» **Written exercise**
Continue the correspondence about religious neutrality in the military, starting right after its last sentence.

» **Quoted passage**
━━━
I respect any person’s right to practice any religion peacefully, but only up to the point that their religious practice begins to take away the rights of others. I’m sure you would agree with that at least.

Blake Page

I don’t think as a nation we should put one religion over another as a government and I don’t believe the war in Islamic terror is religious, it’s simply because their belief of jihad in radical Islam promotes terror even among Muslims who don’t agree with their beliefs. Muslims as a whole aren’t the issue it’s just those who use the religion to commit murder. Those people we need to wipe out. Forced religion does not work. If Christians anywhere are using any kind of coerce to make people com to Christ they are no better than Muslims who do it. There are groups in the US guilty of terrorism like the Baptist church inMissouri.

(name withheld)

Response by Special Assistant to the President of MRFF Blake Page
Dear (name withheld),

Excellent. Then we agree on all points of principle!

Blake Page

Response by MRFF Advisory Board Member Joan Slish
Dear (name withheld),
Mikey has forwarded to me your correspondence with him and asked me to respond.
 
Contrary to what you may have heard we are not trying to take religion out of the military. There are laws regarding religious neutrality in any government entity and that includes the military.
━━━
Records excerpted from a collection
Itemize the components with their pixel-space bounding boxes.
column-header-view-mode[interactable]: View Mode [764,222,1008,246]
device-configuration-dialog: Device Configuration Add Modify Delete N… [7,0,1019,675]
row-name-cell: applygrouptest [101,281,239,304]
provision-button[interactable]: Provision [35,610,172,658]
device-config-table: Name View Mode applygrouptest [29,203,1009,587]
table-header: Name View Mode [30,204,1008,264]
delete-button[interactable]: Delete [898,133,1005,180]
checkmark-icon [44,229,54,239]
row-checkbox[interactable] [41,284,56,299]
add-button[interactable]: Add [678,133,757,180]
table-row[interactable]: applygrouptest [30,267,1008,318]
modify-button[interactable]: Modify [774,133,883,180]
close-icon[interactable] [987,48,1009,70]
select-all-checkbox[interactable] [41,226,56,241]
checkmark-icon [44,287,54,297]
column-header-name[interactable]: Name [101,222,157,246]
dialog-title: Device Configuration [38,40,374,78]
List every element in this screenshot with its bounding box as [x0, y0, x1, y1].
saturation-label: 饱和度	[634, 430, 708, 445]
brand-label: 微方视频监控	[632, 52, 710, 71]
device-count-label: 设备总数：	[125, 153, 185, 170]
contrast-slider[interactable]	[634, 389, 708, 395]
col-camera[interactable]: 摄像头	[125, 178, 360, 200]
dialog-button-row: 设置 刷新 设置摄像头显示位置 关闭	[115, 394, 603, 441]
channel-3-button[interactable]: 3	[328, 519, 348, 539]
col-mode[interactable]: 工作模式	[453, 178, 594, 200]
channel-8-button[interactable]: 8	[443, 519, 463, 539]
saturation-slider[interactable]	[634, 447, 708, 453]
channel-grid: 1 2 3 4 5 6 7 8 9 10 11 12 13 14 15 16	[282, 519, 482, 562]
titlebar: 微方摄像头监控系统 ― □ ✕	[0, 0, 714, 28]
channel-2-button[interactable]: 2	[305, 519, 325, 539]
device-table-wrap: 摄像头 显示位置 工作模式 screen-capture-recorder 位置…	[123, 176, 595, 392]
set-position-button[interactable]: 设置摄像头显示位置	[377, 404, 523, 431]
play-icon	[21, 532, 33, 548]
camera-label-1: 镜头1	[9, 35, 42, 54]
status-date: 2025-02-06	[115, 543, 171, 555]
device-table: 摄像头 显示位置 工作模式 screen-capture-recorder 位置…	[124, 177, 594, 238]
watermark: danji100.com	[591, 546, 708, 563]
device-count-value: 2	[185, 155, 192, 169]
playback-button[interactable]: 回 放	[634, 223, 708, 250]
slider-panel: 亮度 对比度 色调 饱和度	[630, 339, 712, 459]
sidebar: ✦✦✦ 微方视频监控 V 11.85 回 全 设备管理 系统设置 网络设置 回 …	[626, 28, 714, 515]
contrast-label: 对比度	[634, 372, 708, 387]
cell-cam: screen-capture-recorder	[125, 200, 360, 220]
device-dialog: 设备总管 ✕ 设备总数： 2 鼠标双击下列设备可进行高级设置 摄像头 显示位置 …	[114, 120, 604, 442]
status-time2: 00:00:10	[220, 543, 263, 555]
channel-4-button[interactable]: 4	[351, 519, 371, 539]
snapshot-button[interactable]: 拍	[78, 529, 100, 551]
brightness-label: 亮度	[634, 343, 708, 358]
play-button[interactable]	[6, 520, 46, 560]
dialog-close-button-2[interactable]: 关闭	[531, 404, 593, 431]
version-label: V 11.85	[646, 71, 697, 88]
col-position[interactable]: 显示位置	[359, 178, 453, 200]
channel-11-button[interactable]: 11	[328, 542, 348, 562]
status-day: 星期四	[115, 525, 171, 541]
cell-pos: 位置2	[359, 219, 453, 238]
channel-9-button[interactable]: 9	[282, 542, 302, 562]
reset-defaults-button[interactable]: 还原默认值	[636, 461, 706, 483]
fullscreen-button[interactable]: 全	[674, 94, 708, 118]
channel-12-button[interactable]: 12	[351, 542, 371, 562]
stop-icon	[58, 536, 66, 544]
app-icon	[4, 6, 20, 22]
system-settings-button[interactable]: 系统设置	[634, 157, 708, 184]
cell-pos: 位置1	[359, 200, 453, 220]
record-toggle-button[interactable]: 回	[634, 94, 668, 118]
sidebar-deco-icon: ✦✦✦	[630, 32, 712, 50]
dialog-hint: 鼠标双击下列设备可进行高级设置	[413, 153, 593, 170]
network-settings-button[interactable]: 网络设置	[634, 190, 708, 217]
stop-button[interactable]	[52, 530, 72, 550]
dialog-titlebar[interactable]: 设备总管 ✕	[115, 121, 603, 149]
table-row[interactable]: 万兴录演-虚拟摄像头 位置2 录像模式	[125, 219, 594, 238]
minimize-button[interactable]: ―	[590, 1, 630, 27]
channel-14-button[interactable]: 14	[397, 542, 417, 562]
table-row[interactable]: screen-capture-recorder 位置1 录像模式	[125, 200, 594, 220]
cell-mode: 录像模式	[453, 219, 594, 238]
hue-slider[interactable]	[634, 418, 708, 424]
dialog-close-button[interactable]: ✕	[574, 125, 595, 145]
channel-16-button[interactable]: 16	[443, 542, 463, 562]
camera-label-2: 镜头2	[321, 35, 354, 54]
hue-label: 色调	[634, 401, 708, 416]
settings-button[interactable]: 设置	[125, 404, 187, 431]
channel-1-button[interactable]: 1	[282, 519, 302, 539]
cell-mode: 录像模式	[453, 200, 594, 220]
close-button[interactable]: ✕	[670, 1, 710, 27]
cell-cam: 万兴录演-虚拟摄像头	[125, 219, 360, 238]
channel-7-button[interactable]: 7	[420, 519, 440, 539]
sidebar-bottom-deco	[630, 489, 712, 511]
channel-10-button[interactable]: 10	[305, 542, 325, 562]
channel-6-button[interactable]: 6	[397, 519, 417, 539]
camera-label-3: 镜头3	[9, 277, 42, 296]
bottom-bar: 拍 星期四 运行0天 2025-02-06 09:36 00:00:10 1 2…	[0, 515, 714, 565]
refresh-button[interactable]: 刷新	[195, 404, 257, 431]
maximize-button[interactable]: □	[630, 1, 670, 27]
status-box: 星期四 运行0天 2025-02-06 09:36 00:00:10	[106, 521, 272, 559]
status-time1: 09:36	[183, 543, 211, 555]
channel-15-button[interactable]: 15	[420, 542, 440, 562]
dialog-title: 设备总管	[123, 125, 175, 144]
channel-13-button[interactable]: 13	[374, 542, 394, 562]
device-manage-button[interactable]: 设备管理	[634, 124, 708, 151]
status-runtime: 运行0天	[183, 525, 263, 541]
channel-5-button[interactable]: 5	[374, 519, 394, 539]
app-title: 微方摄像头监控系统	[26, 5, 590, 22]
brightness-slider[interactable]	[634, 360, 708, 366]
━━━
» **Exercise answer**
 
We are not stopping anyone from going to Chapel because that is the time, place and manner whereby our soldiers are free to practice their faith under our laws.
 

We are neither an atheist organization nor are we anti-Christian. Mikey is Jewish (and prays to the same Father we do 3 times a day) and 80% of the Board, Advisory Board, volunteers and supporters (300 in total) of the Military Religious Freedom Foundation (MRFF) are Christians. In fact, 96% of our 47,300+ soldier clients are mainline Christians and we fight for them more than any other belief or non-belief.

 

Check out our mission statement to get to know us better instead of the lies you hear:

https://www.militaryreligiousfreedom.org/about/our-mission/

 

Check out the honorable and distinguished military personnel whom we rely on for their expertise on religious neutrality in the military:

https://www.militaryreligiousfreedom.org/about/foundation-voices/

 

The reason it seems we are picking on Christians (not all Christians, just the Christian Dominionists) is because it is the ONLY religion that oversteps the laws mentioned below and practices in-your-face proselytizing to the mainline Christians who are not “Christian enough” or “the right kind of Christian.”

 

In 2005, Major Chaplain James Linzey said on a video “Remember, the demons believe in Jesus Christ. They believe in the truth — see that’s Jesus Christ — and they tremble… They are as scared as little tiny mice running up and down the curtains in the cathedrals. Now, they’re in the cathedrals. They’re in the churches. They’re controlling pulpits. That’s how mainstream Protestantism has declined. Because they invaded the churches, and the mainstream Protestant churches stopped hearing the truth. So they want to squelch the truth by taking over the church. Now, this is not in my notes, but I was inspired by God because these are demonic, dastardly creatures from the pit of hell, and we need to stomp them out.”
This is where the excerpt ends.